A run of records
------------------------------------------------
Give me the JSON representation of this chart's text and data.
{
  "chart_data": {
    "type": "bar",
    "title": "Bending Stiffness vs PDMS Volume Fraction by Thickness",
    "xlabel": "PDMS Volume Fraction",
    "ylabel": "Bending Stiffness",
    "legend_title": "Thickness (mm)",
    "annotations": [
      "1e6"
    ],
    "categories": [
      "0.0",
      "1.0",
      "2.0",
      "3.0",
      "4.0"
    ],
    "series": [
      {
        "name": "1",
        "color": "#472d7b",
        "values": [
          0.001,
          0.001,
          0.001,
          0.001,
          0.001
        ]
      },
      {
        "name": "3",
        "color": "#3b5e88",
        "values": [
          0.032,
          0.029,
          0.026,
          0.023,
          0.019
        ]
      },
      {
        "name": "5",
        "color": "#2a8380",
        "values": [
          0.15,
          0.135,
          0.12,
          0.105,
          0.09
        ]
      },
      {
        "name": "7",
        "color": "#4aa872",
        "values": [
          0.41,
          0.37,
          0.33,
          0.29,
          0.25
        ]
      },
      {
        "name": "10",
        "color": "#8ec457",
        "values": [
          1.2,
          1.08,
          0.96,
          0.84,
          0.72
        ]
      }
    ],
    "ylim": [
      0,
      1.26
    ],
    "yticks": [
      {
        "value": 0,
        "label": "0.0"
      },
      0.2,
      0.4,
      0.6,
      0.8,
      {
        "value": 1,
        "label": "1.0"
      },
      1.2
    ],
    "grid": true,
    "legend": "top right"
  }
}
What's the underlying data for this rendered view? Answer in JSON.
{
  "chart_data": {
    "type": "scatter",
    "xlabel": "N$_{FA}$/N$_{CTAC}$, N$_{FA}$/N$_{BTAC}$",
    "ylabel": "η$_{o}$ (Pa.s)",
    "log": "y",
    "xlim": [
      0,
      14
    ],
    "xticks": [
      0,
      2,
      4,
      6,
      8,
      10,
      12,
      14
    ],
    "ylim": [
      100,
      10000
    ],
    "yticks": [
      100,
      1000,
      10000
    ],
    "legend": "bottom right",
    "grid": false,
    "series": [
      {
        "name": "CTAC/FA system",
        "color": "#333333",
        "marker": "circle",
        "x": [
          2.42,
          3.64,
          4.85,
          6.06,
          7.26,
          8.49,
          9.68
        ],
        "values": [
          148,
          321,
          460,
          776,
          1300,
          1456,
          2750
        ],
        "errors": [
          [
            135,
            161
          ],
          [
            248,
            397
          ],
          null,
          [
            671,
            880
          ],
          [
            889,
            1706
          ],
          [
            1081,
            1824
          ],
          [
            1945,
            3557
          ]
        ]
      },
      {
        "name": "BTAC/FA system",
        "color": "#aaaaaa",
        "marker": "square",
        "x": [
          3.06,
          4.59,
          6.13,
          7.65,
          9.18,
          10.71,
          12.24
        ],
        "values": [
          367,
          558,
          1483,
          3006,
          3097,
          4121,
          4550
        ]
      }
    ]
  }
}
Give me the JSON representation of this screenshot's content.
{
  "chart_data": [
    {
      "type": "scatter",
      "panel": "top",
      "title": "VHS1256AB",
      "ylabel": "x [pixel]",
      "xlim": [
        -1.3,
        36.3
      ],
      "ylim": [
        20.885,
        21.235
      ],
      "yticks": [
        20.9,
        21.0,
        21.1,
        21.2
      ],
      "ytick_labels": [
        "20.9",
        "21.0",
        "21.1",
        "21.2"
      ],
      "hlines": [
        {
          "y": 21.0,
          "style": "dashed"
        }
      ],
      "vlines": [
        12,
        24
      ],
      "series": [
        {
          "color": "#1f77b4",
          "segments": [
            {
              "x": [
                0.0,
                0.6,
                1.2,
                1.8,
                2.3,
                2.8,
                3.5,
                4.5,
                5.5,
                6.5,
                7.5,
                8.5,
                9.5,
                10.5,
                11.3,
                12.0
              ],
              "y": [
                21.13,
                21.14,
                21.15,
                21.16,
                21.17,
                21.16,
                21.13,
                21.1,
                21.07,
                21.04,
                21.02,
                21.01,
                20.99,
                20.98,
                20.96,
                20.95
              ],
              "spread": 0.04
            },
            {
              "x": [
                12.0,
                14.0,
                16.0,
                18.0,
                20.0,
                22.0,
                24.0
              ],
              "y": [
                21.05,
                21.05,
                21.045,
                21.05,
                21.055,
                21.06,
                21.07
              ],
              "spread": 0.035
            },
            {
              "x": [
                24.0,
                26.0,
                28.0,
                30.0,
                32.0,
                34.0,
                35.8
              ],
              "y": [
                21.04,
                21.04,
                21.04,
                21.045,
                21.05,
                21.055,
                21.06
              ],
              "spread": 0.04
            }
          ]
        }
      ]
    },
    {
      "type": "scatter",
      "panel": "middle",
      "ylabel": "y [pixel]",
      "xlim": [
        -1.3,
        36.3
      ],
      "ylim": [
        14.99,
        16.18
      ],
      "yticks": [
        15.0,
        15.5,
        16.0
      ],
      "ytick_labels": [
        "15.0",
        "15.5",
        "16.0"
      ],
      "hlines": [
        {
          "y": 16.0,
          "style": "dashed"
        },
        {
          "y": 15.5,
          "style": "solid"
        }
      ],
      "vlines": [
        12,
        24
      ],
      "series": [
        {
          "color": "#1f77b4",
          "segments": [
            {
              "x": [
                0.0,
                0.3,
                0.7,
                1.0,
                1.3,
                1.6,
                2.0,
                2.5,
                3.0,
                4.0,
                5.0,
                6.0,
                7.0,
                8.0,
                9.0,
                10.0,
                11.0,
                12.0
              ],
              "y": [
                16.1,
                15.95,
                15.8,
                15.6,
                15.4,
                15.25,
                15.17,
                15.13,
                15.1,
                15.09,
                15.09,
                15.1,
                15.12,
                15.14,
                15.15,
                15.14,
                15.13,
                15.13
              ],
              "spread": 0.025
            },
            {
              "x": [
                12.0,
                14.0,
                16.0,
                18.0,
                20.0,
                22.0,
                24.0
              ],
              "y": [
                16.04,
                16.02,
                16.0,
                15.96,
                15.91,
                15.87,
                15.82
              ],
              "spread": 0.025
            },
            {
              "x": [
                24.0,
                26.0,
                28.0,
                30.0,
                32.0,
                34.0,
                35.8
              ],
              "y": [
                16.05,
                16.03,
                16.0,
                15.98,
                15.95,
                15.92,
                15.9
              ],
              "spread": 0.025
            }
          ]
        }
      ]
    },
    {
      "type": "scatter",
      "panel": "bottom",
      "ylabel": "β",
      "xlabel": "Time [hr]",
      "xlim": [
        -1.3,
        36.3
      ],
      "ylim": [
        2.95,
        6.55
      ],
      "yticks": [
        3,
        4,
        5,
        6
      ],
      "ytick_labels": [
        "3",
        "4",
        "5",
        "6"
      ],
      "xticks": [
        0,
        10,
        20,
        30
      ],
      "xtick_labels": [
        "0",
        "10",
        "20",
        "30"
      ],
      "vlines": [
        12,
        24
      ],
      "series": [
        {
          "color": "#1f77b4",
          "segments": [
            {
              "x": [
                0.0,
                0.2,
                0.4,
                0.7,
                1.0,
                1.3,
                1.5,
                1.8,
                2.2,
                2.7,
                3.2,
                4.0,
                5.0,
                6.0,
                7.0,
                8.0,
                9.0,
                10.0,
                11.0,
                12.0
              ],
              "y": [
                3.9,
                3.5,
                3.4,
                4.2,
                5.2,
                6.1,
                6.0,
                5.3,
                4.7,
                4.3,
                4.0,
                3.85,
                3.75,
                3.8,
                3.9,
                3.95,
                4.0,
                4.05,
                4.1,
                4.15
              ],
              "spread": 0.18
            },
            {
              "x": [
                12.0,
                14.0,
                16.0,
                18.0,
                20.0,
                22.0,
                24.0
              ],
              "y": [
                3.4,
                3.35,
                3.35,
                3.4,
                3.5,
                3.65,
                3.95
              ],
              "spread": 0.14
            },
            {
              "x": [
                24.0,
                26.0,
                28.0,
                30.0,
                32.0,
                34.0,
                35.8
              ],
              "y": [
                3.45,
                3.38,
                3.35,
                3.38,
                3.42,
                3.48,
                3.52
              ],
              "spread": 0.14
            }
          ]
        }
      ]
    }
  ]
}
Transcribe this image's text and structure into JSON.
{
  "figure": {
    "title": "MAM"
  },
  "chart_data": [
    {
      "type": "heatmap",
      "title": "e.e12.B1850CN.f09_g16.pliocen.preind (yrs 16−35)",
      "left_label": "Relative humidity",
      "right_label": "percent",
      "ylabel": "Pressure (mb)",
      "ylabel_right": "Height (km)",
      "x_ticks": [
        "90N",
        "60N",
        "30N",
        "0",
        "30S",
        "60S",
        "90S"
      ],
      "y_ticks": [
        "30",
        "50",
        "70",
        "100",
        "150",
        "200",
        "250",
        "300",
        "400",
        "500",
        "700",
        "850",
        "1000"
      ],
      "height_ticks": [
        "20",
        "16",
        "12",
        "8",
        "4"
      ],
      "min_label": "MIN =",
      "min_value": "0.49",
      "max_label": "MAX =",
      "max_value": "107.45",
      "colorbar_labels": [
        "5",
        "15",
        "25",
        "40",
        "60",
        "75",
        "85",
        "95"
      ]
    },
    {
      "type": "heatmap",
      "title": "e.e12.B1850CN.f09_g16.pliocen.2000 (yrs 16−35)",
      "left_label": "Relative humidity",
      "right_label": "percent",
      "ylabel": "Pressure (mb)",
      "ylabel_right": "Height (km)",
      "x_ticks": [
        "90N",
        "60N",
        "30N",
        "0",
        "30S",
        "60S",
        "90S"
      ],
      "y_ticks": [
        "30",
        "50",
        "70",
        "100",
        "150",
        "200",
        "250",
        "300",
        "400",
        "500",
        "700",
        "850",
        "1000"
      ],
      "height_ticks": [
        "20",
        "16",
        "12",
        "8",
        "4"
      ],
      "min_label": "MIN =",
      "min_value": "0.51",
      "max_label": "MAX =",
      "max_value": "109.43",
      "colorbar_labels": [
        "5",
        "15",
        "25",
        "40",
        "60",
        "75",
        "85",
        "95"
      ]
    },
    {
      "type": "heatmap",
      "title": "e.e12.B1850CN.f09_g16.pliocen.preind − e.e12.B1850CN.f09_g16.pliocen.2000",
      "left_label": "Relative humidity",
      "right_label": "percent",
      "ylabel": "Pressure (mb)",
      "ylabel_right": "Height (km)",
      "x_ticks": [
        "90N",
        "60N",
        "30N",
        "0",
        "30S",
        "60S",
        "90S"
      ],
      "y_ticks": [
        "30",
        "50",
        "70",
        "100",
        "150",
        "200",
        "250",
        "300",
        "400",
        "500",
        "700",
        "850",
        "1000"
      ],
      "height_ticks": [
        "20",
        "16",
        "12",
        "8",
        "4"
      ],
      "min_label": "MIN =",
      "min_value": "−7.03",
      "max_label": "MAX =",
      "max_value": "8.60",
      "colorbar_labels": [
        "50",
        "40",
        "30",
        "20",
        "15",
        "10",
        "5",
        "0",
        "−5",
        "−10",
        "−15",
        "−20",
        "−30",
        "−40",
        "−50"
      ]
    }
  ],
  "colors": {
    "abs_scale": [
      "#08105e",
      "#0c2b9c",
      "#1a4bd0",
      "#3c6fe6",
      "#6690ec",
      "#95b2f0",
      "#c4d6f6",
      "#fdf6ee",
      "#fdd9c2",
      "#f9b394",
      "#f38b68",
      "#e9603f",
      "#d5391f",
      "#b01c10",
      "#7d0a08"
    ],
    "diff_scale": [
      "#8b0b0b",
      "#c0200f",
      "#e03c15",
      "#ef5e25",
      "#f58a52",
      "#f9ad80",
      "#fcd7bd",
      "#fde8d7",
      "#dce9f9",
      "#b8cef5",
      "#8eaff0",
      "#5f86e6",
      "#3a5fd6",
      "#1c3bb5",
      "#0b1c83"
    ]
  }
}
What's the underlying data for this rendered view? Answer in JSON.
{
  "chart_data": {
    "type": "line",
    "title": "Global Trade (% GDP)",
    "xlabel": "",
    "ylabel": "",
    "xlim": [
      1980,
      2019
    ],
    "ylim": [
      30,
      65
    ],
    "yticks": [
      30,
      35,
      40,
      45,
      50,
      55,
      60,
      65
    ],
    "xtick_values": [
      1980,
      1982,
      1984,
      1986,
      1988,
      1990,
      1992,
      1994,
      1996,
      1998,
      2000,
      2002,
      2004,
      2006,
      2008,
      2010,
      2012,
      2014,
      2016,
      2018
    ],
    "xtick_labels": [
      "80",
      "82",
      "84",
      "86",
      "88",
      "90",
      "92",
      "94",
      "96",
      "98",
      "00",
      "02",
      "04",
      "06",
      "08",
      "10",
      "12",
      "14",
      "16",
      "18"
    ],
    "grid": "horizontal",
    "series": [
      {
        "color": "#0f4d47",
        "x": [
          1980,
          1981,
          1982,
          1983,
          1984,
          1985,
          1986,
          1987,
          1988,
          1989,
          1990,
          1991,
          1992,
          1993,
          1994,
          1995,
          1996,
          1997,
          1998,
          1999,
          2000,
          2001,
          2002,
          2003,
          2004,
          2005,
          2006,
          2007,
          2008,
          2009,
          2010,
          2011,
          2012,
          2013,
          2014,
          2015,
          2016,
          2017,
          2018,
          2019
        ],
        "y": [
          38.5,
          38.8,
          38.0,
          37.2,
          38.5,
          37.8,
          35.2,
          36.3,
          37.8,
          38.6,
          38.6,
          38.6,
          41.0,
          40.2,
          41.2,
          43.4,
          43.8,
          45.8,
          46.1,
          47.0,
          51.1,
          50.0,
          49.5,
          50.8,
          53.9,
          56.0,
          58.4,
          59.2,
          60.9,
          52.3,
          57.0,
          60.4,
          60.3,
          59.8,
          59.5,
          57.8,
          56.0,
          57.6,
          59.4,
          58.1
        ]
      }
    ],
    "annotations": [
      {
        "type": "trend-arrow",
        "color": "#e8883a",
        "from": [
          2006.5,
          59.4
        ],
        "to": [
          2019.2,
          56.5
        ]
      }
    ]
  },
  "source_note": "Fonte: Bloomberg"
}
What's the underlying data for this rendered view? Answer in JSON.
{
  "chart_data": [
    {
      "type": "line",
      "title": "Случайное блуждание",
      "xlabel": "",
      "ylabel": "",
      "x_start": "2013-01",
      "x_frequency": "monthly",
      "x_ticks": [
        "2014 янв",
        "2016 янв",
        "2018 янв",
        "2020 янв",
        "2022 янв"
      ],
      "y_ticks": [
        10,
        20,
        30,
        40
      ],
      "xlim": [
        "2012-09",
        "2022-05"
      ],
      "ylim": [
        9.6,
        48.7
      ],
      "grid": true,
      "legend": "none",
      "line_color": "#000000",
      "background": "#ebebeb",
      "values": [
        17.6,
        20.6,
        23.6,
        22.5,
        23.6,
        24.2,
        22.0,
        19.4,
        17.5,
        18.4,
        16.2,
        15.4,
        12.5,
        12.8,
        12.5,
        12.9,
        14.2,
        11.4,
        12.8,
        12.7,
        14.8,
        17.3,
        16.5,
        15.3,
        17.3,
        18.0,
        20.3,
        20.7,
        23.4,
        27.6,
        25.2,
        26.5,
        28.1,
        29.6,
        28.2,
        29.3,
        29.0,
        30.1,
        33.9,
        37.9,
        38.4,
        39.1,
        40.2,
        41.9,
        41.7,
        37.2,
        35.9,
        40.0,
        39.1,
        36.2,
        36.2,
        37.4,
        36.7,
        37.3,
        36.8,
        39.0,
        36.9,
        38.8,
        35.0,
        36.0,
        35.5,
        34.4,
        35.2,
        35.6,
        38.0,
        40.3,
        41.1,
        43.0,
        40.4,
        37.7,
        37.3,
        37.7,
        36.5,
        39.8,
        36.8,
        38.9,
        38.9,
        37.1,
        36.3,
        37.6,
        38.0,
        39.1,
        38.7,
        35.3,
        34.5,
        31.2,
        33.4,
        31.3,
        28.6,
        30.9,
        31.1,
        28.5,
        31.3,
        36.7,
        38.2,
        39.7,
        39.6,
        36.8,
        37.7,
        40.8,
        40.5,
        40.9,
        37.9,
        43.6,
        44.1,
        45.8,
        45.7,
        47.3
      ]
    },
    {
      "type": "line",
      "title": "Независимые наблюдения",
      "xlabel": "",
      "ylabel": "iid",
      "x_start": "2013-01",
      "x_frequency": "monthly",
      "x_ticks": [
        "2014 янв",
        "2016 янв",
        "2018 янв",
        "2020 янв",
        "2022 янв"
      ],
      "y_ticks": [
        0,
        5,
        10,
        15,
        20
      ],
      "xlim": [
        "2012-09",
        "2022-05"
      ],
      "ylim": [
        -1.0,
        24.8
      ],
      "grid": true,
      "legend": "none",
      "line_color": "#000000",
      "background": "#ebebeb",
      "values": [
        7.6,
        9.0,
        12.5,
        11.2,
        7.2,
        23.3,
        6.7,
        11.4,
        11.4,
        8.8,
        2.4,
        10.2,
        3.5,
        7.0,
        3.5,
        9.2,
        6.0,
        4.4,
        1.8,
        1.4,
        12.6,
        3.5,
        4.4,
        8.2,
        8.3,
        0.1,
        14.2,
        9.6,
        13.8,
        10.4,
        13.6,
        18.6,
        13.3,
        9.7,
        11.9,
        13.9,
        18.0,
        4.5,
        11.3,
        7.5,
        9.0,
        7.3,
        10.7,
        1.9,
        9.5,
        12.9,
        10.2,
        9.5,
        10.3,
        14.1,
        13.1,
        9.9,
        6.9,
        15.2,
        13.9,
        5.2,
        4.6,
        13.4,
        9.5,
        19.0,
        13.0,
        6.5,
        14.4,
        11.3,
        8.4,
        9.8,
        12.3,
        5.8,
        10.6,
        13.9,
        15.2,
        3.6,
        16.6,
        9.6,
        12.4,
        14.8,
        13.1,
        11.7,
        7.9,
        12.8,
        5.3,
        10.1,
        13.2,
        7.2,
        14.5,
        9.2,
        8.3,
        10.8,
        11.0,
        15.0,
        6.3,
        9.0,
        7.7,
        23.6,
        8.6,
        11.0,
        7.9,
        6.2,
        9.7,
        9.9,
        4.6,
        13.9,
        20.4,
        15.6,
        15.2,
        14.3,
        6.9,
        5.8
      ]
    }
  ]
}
------------------------------------------------
**WHAT YOU HAVE TO DO**
Look above for lines with the word "text" and copy them all.

**CORRECT RESULT**
Give me the JSON representation of this chart's text and data.
Transcribe this image's text and structure into JSON.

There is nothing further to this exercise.